Objective >> Copy every record below exactly as written, but leave out the pictures.
• • • •
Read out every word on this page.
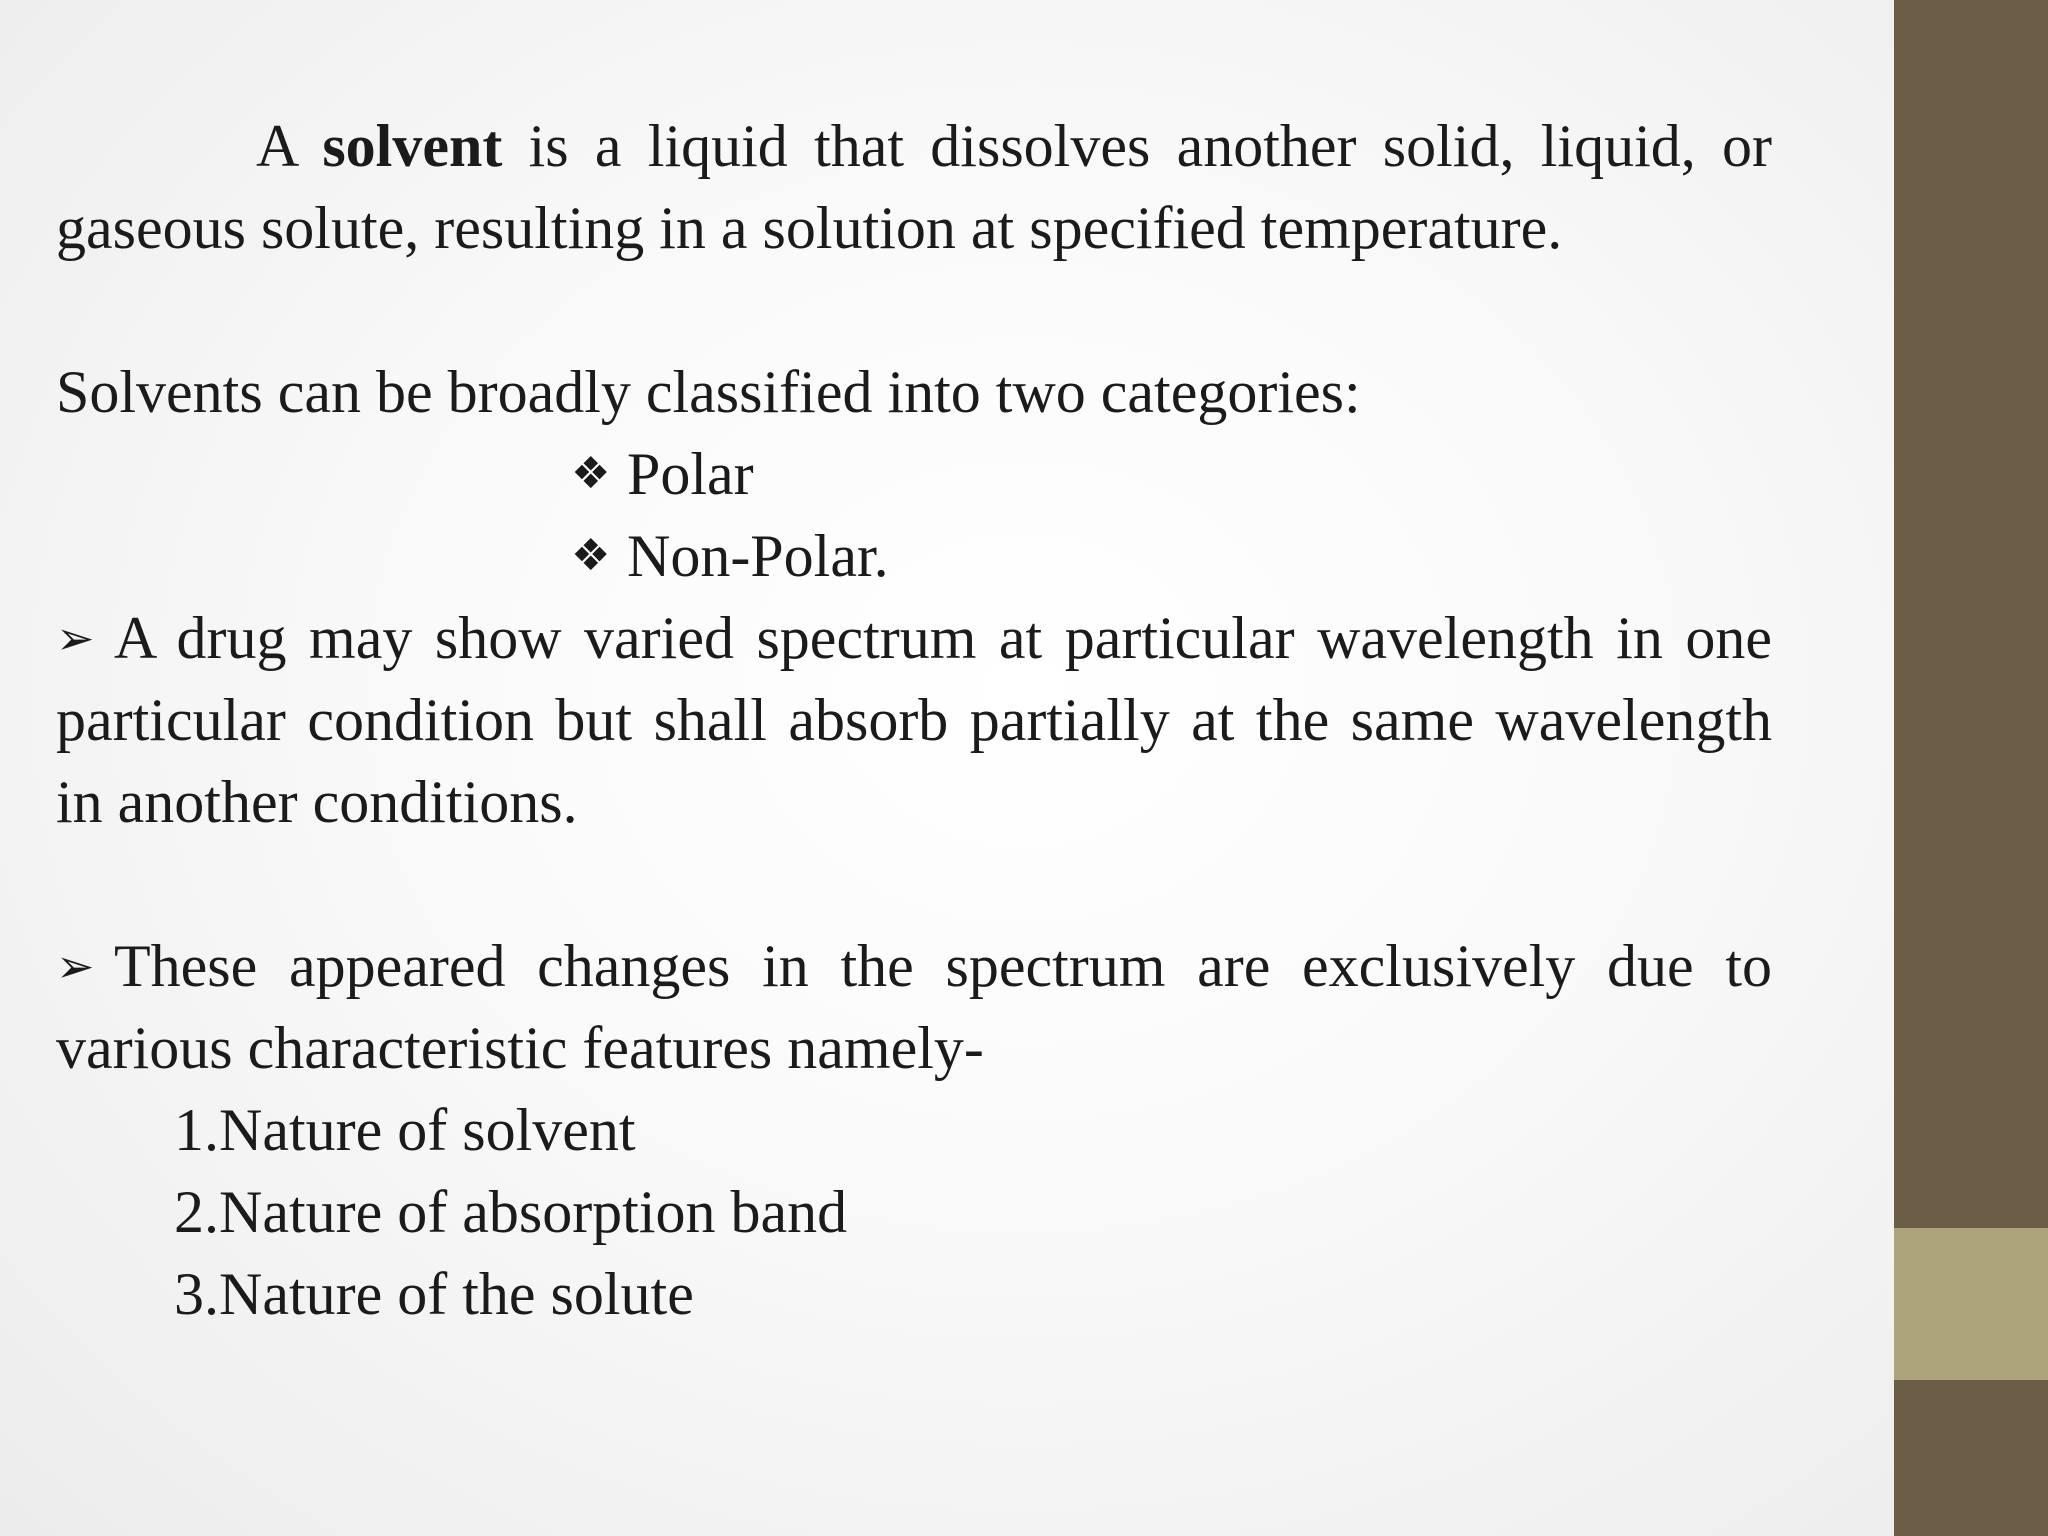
A solvent is a liquid that dissolves another solid, liquid, or gaseous solute, resulting in a solution at specified temperature.

Solvents can be broadly classified into two categories:

❖ Polar

❖ Non-Polar.

➢ A drug may show varied spectrum at particular wavelength in one particular condition but shall absorb partially at the same wavelength in another conditions.

➢ These appeared changes in the spectrum are exclusively due to various characteristic features namely-

1.Nature of solvent

2.Nature of absorption band

3.Nature of the solute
• • • •
Final result >>
Read out every word on this page.
A solvent is a liquid that dissolves another solid, liquid, or gaseous solute, resulting in a solution at specified temperature.

Solvents can be broadly classified into two categories:

❖ Polar

❖ Non-Polar.

➢ A drug may show varied spectrum at particular wavelength in one particular condition but shall absorb partially at the same wavelength in another conditions.

➢ These appeared changes in the spectrum are exclusively due to various characteristic features namely-

1.Nature of solvent

2.Nature of absorption band

3.Nature of the solute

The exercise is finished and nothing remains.